Problem statement -
Drop every picture and give the entries back exactly.

Data provided -

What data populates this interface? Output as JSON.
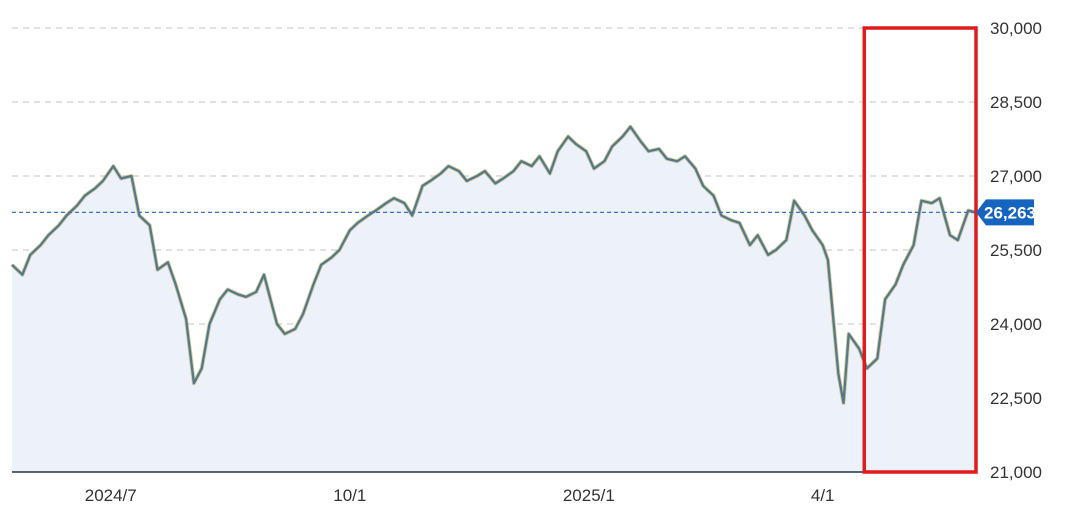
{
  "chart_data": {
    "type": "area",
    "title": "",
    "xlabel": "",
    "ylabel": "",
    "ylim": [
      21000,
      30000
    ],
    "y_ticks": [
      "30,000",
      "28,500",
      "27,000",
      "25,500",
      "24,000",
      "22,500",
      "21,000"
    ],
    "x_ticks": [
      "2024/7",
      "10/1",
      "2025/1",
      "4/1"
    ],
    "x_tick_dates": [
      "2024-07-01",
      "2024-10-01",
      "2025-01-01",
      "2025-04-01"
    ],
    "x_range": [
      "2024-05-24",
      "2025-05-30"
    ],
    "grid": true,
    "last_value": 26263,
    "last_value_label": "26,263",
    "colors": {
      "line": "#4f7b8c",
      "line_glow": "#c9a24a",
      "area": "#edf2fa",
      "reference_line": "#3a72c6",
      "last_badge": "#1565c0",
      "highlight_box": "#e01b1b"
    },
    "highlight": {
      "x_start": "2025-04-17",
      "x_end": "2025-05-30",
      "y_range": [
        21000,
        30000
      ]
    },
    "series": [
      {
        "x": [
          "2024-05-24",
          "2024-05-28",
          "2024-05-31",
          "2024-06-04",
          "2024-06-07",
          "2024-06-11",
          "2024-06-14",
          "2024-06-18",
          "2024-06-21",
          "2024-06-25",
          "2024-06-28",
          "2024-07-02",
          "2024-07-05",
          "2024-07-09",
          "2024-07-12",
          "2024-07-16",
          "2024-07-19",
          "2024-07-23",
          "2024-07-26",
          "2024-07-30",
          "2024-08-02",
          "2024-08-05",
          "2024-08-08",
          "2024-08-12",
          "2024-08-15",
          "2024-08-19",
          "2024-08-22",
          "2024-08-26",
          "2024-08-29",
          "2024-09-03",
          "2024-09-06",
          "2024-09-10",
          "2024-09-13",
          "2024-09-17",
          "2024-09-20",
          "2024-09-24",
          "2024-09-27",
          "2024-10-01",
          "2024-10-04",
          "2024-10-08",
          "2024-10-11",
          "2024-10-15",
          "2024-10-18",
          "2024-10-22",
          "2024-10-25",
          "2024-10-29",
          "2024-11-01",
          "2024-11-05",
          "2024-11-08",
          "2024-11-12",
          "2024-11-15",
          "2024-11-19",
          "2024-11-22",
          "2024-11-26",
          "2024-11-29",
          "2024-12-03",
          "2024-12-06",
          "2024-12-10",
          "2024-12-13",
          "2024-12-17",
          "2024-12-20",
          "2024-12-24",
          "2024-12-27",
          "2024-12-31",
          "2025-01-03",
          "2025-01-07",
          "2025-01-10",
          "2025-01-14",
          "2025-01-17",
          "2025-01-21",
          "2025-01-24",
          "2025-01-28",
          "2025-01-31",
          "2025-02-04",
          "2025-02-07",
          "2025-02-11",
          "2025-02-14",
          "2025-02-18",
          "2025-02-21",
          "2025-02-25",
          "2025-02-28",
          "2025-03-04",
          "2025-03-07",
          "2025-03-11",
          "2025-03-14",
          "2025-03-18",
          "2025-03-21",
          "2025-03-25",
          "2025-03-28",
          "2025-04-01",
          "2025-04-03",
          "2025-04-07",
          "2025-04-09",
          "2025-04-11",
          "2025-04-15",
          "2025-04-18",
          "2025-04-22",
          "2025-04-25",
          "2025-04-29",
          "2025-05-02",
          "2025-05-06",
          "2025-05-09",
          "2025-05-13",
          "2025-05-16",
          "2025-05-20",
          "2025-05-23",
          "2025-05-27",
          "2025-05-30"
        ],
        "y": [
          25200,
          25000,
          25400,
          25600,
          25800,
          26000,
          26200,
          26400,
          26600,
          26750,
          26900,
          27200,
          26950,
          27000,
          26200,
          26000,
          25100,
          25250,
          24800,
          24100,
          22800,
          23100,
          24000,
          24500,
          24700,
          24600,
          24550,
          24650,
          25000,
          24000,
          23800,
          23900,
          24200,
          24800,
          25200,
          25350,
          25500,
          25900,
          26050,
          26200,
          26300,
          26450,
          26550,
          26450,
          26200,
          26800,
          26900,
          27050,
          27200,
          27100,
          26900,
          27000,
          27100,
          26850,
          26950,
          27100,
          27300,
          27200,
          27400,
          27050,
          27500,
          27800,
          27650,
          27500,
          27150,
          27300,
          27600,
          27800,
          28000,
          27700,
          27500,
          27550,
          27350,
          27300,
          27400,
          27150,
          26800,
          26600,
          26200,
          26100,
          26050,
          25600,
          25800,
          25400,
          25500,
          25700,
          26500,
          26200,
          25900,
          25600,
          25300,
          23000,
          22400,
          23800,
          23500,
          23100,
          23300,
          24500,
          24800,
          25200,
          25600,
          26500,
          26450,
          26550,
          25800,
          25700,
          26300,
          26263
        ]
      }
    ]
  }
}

Exercise response -
What data populates this interface? Output as JSON.
{
  "chart_data": {
    "type": "area",
    "title": "",
    "xlabel": "",
    "ylabel": "",
    "ylim": [
      21000,
      30000
    ],
    "y_ticks": [
      "30,000",
      "28,500",
      "27,000",
      "25,500",
      "24,000",
      "22,500",
      "21,000"
    ],
    "x_ticks": [
      "2024/7",
      "10/1",
      "2025/1",
      "4/1"
    ],
    "x_tick_dates": [
      "2024-07-01",
      "2024-10-01",
      "2025-01-01",
      "2025-04-01"
    ],
    "x_range": [
      "2024-05-24",
      "2025-05-30"
    ],
    "grid": true,
    "last_value": 26263,
    "last_value_label": "26,263",
    "colors": {
      "line": "#4f7b8c",
      "line_glow": "#c9a24a",
      "area": "#edf2fa",
      "reference_line": "#3a72c6",
      "last_badge": "#1565c0",
      "highlight_box": "#e01b1b"
    },
    "highlight": {
      "x_start": "2025-04-17",
      "x_end": "2025-05-30",
      "y_range": [
        21000,
        30000
      ]
    },
    "series": [
      {
        "x": [
          "2024-05-24",
          "2024-05-28",
          "2024-05-31",
          "2024-06-04",
          "2024-06-07",
          "2024-06-11",
          "2024-06-14",
          "2024-06-18",
          "2024-06-21",
          "2024-06-25",
          "2024-06-28",
          "2024-07-02",
          "2024-07-05",
          "2024-07-09",
          "2024-07-12",
          "2024-07-16",
          "2024-07-19",
          "2024-07-23",
          "2024-07-26",
          "2024-07-30",
          "2024-08-02",
          "2024-08-05",
          "2024-08-08",
          "2024-08-12",
          "2024-08-15",
          "2024-08-19",
          "2024-08-22",
          "2024-08-26",
          "2024-08-29",
          "2024-09-03",
          "2024-09-06",
          "2024-09-10",
          "2024-09-13",
          "2024-09-17",
          "2024-09-20",
          "2024-09-24",
          "2024-09-27",
          "2024-10-01",
          "2024-10-04",
          "2024-10-08",
          "2024-10-11",
          "2024-10-15",
          "2024-10-18",
          "2024-10-22",
          "2024-10-25",
          "2024-10-29",
          "2024-11-01",
          "2024-11-05",
          "2024-11-08",
          "2024-11-12",
          "2024-11-15",
          "2024-11-19",
          "2024-11-22",
          "2024-11-26",
          "2024-11-29",
          "2024-12-03",
          "2024-12-06",
          "2024-12-10",
          "2024-12-13",
          "2024-12-17",
          "2024-12-20",
          "2024-12-24",
          "2024-12-27",
          "2024-12-31",
          "2025-01-03",
          "2025-01-07",
          "2025-01-10",
          "2025-01-14",
          "2025-01-17",
          "2025-01-21",
          "2025-01-24",
          "2025-01-28",
          "2025-01-31",
          "2025-02-04",
          "2025-02-07",
          "2025-02-11",
          "2025-02-14",
          "2025-02-18",
          "2025-02-21",
          "2025-02-25",
          "2025-02-28",
          "2025-03-04",
          "2025-03-07",
          "2025-03-11",
          "2025-03-14",
          "2025-03-18",
          "2025-03-21",
          "2025-03-25",
          "2025-03-28",
          "2025-04-01",
          "2025-04-03",
          "2025-04-07",
          "2025-04-09",
          "2025-04-11",
          "2025-04-15",
          "2025-04-18",
          "2025-04-22",
          "2025-04-25",
          "2025-04-29",
          "2025-05-02",
          "2025-05-06",
          "2025-05-09",
          "2025-05-13",
          "2025-05-16",
          "2025-05-20",
          "2025-05-23",
          "2025-05-27",
          "2025-05-30"
        ],
        "y": [
          25200,
          25000,
          25400,
          25600,
          25800,
          26000,
          26200,
          26400,
          26600,
          26750,
          26900,
          27200,
          26950,
          27000,
          26200,
          26000,
          25100,
          25250,
          24800,
          24100,
          22800,
          23100,
          24000,
          24500,
          24700,
          24600,
          24550,
          24650,
          25000,
          24000,
          23800,
          23900,
          24200,
          24800,
          25200,
          25350,
          25500,
          25900,
          26050,
          26200,
          26300,
          26450,
          26550,
          26450,
          26200,
          26800,
          26900,
          27050,
          27200,
          27100,
          26900,
          27000,
          27100,
          26850,
          26950,
          27100,
          27300,
          27200,
          27400,
          27050,
          27500,
          27800,
          27650,
          27500,
          27150,
          27300,
          27600,
          27800,
          28000,
          27700,
          27500,
          27550,
          27350,
          27300,
          27400,
          27150,
          26800,
          26600,
          26200,
          26100,
          26050,
          25600,
          25800,
          25400,
          25500,
          25700,
          26500,
          26200,
          25900,
          25600,
          25300,
          23000,
          22400,
          23800,
          23500,
          23100,
          23300,
          24500,
          24800,
          25200,
          25600,
          26500,
          26450,
          26550,
          25800,
          25700,
          26300,
          26263
        ]
      }
    ]
  }
}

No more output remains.